* _Goal_:
Retype each record shown below, leaving every character as it is.

* _Data to use_:
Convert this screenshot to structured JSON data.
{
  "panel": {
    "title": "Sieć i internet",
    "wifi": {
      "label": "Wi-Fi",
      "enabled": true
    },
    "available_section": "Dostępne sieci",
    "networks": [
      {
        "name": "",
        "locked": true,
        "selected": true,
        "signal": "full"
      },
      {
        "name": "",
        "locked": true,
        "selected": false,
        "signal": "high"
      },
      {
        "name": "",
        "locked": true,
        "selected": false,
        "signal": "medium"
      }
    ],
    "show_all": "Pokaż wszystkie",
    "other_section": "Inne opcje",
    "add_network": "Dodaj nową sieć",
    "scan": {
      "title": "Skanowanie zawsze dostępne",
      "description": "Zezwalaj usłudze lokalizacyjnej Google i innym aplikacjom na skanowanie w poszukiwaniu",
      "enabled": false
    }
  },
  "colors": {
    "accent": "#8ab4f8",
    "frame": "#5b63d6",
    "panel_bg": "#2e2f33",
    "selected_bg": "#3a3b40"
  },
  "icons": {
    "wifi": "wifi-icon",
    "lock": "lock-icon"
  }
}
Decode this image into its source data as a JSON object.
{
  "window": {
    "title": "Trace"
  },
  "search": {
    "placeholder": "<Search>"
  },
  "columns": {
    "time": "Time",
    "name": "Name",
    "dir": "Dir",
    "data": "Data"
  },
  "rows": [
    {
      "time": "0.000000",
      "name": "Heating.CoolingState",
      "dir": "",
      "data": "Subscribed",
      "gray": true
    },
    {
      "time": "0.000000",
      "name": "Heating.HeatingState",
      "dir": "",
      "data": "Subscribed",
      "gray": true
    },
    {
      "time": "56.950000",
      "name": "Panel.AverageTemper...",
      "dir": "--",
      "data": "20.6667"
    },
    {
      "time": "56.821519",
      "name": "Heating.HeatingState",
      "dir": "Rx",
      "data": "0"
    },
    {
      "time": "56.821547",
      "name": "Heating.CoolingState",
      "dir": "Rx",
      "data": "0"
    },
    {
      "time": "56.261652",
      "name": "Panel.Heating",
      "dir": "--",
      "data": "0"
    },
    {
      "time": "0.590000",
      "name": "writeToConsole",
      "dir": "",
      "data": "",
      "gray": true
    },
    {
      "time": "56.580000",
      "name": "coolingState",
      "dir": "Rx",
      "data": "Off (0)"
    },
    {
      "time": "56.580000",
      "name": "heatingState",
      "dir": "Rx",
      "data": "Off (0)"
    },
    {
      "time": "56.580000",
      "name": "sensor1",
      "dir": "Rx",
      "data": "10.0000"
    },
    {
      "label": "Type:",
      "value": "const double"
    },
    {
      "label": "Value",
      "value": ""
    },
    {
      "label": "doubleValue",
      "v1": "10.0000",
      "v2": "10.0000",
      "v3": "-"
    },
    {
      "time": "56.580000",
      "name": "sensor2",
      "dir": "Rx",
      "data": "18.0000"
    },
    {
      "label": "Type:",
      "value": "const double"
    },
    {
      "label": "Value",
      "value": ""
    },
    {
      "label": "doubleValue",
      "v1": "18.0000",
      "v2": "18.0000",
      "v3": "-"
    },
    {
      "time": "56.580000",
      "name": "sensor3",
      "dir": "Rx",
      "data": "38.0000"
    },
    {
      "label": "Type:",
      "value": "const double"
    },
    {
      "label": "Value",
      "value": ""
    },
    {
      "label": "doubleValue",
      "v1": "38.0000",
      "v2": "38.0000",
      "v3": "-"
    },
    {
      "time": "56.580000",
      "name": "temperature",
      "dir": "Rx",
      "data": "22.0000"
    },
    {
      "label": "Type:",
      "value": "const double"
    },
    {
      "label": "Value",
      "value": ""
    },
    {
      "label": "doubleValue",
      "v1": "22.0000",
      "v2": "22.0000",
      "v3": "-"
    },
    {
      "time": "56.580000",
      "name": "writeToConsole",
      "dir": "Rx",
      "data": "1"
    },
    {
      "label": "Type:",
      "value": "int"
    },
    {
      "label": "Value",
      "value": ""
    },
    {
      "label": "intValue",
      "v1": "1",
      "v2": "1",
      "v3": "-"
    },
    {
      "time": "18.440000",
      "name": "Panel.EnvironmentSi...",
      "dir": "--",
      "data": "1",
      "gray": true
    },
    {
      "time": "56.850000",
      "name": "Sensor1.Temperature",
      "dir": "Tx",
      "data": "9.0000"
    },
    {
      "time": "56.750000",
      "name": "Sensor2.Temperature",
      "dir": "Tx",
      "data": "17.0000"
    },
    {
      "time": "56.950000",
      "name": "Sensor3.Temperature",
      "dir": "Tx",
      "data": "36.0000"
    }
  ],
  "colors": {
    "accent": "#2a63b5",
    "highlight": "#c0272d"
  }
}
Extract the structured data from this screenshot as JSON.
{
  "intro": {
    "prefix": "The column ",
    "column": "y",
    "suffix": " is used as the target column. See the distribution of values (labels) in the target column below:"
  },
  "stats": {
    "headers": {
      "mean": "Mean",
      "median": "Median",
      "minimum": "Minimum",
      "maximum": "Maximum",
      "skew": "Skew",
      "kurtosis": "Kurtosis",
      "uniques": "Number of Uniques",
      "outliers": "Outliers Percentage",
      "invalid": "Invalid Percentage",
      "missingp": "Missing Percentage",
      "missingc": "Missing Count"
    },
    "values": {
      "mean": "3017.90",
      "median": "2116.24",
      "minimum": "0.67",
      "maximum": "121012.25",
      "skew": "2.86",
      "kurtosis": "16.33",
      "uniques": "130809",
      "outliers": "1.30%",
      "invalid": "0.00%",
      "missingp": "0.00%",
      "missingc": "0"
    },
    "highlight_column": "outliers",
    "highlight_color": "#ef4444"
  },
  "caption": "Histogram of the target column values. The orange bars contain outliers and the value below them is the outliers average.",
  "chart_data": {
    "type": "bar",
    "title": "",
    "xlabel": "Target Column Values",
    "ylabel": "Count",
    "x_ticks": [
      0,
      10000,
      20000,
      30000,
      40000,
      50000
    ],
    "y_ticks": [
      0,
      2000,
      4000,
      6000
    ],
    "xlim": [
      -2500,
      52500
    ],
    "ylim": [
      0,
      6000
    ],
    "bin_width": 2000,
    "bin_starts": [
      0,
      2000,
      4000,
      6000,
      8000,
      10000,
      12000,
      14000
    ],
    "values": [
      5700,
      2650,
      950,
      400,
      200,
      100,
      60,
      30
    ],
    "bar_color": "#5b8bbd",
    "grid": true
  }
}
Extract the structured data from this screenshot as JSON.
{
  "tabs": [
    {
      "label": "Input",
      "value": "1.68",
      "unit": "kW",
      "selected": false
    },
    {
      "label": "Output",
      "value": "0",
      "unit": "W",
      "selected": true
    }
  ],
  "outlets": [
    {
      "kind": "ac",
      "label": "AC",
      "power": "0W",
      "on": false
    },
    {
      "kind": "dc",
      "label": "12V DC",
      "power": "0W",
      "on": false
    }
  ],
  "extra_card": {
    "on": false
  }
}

* _The result_:
Convert this screenshot to structured JSON data.
{
  "panel": {
    "title": "Sieć i internet",
    "wifi": {
      "label": "Wi-Fi",
      "enabled": true
    },
    "available_section": "Dostępne sieci",
    "networks": [
      {
        "name": "",
        "locked": true,
        "selected": true,
        "signal": "full"
      },
      {
        "name": "",
        "locked": true,
        "selected": false,
        "signal": "high"
      },
      {
        "name": "",
        "locked": true,
        "selected": false,
        "signal": "medium"
      }
    ],
    "show_all": "Pokaż wszystkie",
    "other_section": "Inne opcje",
    "add_network": "Dodaj nową sieć",
    "scan": {
      "title": "Skanowanie zawsze dostępne",
      "description": "Zezwalaj usłudze lokalizacyjnej Google i innym aplikacjom na skanowanie w poszukiwaniu",
      "enabled": false
    }
  },
  "colors": {
    "accent": "#8ab4f8",
    "frame": "#5b63d6",
    "panel_bg": "#2e2f33",
    "selected_bg": "#3a3b40"
  },
  "icons": {
    "wifi": "wifi-icon",
    "lock": "lock-icon"
  }
}
Decode this image into its source data as a JSON object.
{
  "window": {
    "title": "Trace"
  },
  "search": {
    "placeholder": "<Search>"
  },
  "columns": {
    "time": "Time",
    "name": "Name",
    "dir": "Dir",
    "data": "Data"
  },
  "rows": [
    {
      "time": "0.000000",
      "name": "Heating.CoolingState",
      "dir": "",
      "data": "Subscribed",
      "gray": true
    },
    {
      "time": "0.000000",
      "name": "Heating.HeatingState",
      "dir": "",
      "data": "Subscribed",
      "gray": true
    },
    {
      "time": "56.950000",
      "name": "Panel.AverageTemper...",
      "dir": "--",
      "data": "20.6667"
    },
    {
      "time": "56.821519",
      "name": "Heating.HeatingState",
      "dir": "Rx",
      "data": "0"
    },
    {
      "time": "56.821547",
      "name": "Heating.CoolingState",
      "dir": "Rx",
      "data": "0"
    },
    {
      "time": "56.261652",
      "name": "Panel.Heating",
      "dir": "--",
      "data": "0"
    },
    {
      "time": "0.590000",
      "name": "writeToConsole",
      "dir": "",
      "data": "",
      "gray": true
    },
    {
      "time": "56.580000",
      "name": "coolingState",
      "dir": "Rx",
      "data": "Off (0)"
    },
    {
      "time": "56.580000",
      "name": "heatingState",
      "dir": "Rx",
      "data": "Off (0)"
    },
    {
      "time": "56.580000",
      "name": "sensor1",
      "dir": "Rx",
      "data": "10.0000"
    },
    {
      "label": "Type:",
      "value": "const double"
    },
    {
      "label": "Value",
      "value": ""
    },
    {
      "label": "doubleValue",
      "v1": "10.0000",
      "v2": "10.0000",
      "v3": "-"
    },
    {
      "time": "56.580000",
      "name": "sensor2",
      "dir": "Rx",
      "data": "18.0000"
    },
    {
      "label": "Type:",
      "value": "const double"
    },
    {
      "label": "Value",
      "value": ""
    },
    {
      "label": "doubleValue",
      "v1": "18.0000",
      "v2": "18.0000",
      "v3": "-"
    },
    {
      "time": "56.580000",
      "name": "sensor3",
      "dir": "Rx",
      "data": "38.0000"
    },
    {
      "label": "Type:",
      "value": "const double"
    },
    {
      "label": "Value",
      "value": ""
    },
    {
      "label": "doubleValue",
      "v1": "38.0000",
      "v2": "38.0000",
      "v3": "-"
    },
    {
      "time": "56.580000",
      "name": "temperature",
      "dir": "Rx",
      "data": "22.0000"
    },
    {
      "label": "Type:",
      "value": "const double"
    },
    {
      "label": "Value",
      "value": ""
    },
    {
      "label": "doubleValue",
      "v1": "22.0000",
      "v2": "22.0000",
      "v3": "-"
    },
    {
      "time": "56.580000",
      "name": "writeToConsole",
      "dir": "Rx",
      "data": "1"
    },
    {
      "label": "Type:",
      "value": "int"
    },
    {
      "label": "Value",
      "value": ""
    },
    {
      "label": "intValue",
      "v1": "1",
      "v2": "1",
      "v3": "-"
    },
    {
      "time": "18.440000",
      "name": "Panel.EnvironmentSi...",
      "dir": "--",
      "data": "1",
      "gray": true
    },
    {
      "time": "56.850000",
      "name": "Sensor1.Temperature",
      "dir": "Tx",
      "data": "9.0000"
    },
    {
      "time": "56.750000",
      "name": "Sensor2.Temperature",
      "dir": "Tx",
      "data": "17.0000"
    },
    {
      "time": "56.950000",
      "name": "Sensor3.Temperature",
      "dir": "Tx",
      "data": "36.0000"
    }
  ],
  "colors": {
    "accent": "#2a63b5",
    "highlight": "#c0272d"
  }
}
Extract the structured data from this screenshot as JSON.
{
  "intro": {
    "prefix": "The column ",
    "column": "y",
    "suffix": " is used as the target column. See the distribution of values (labels) in the target column below:"
  },
  "stats": {
    "headers": {
      "mean": "Mean",
      "median": "Median",
      "minimum": "Minimum",
      "maximum": "Maximum",
      "skew": "Skew",
      "kurtosis": "Kurtosis",
      "uniques": "Number of Uniques",
      "outliers": "Outliers Percentage",
      "invalid": "Invalid Percentage",
      "missingp": "Missing Percentage",
      "missingc": "Missing Count"
    },
    "values": {
      "mean": "3017.90",
      "median": "2116.24",
      "minimum": "0.67",
      "maximum": "121012.25",
      "skew": "2.86",
      "kurtosis": "16.33",
      "uniques": "130809",
      "outliers": "1.30%",
      "invalid": "0.00%",
      "missingp": "0.00%",
      "missingc": "0"
    },
    "highlight_column": "outliers",
    "highlight_color": "#ef4444"
  },
  "caption": "Histogram of the target column values. The orange bars contain outliers and the value below them is the outliers average.",
  "chart_data": {
    "type": "bar",
    "title": "",
    "xlabel": "Target Column Values",
    "ylabel": "Count",
    "x_ticks": [
      0,
      10000,
      20000,
      30000,
      40000,
      50000
    ],
    "y_ticks": [
      0,
      2000,
      4000,
      6000
    ],
    "xlim": [
      -2500,
      52500
    ],
    "ylim": [
      0,
      6000
    ],
    "bin_width": 2000,
    "bin_starts": [
      0,
      2000,
      4000,
      6000,
      8000,
      10000,
      12000,
      14000
    ],
    "values": [
      5700,
      2650,
      950,
      400,
      200,
      100,
      60,
      30
    ],
    "bar_color": "#5b8bbd",
    "grid": true
  }
}
Extract the structured data from this screenshot as JSON.
{
  "tabs": [
    {
      "label": "Input",
      "value": "1.68",
      "unit": "kW",
      "selected": false
    },
    {
      "label": "Output",
      "value": "0",
      "unit": "W",
      "selected": true
    }
  ],
  "outlets": [
    {
      "kind": "ac",
      "label": "AC",
      "power": "0W",
      "on": false
    },
    {
      "kind": "dc",
      "label": "12V DC",
      "power": "0W",
      "on": false
    }
  ],
  "extra_card": {
    "on": false
  }
}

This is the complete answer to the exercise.